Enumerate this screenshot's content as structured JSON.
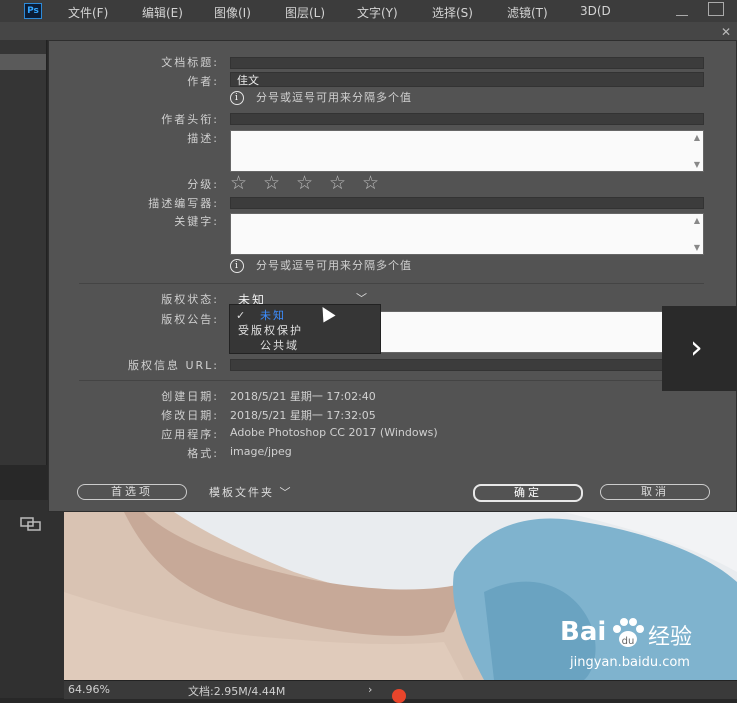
{
  "app": {
    "logo": "Ps",
    "menu": [
      "文件(F)",
      "编辑(E)",
      "图像(I)",
      "图层(L)",
      "文字(Y)",
      "选择(S)",
      "滤镜(T)",
      "3D(D"
    ]
  },
  "dialog": {
    "labels": {
      "doc_title": "文档标题:",
      "author": "作者:",
      "author_title": "作者头衔:",
      "description": "描述:",
      "rating": "分级:",
      "desc_writer": "描述编写器:",
      "keywords": "关键字:",
      "copyright_status": "版权状态:",
      "copyright_notice": "版权公告:",
      "copyright_url": "版权信息 URL:",
      "created": "创建日期:",
      "modified": "修改日期:",
      "application": "应用程序:",
      "format": "格式:"
    },
    "values": {
      "doc_title": "",
      "author": "佳文",
      "author_title": "",
      "description": "",
      "desc_writer": "",
      "keywords": "",
      "copyright_url": "",
      "created": "2018/5/21 星期一 17:02:40",
      "modified": "2018/5/21 星期一 17:32:05",
      "application": "Adobe Photoshop CC 2017 (Windows)",
      "format": "image/jpeg"
    },
    "hint_author": "分号或逗号可用来分隔多个值",
    "hint_keywords": "分号或逗号可用来分隔多个值",
    "rating_stars": 5,
    "rating_value": 0,
    "copyright_status_value": "未知",
    "copyright_options": [
      "未知",
      "受版权保护",
      "公共域"
    ],
    "buttons": {
      "preferences": "首选项",
      "template_folder": "模板文件夹",
      "ok": "确定",
      "cancel": "取消"
    }
  },
  "statusbar": {
    "zoom": "64.96%",
    "doc_size": "文档:2.95M/4.44M"
  },
  "watermark": {
    "brand": "Bai",
    "brand2": "经验",
    "url": "jingyan.baidu.com"
  }
}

◆ WHAT YOU NEED TO DO ◆
Count every line above that holds the string "分号或逗号可用来分隔多个值" and give the total, nothing more.

◆ EXERCISE RESULT ◆
2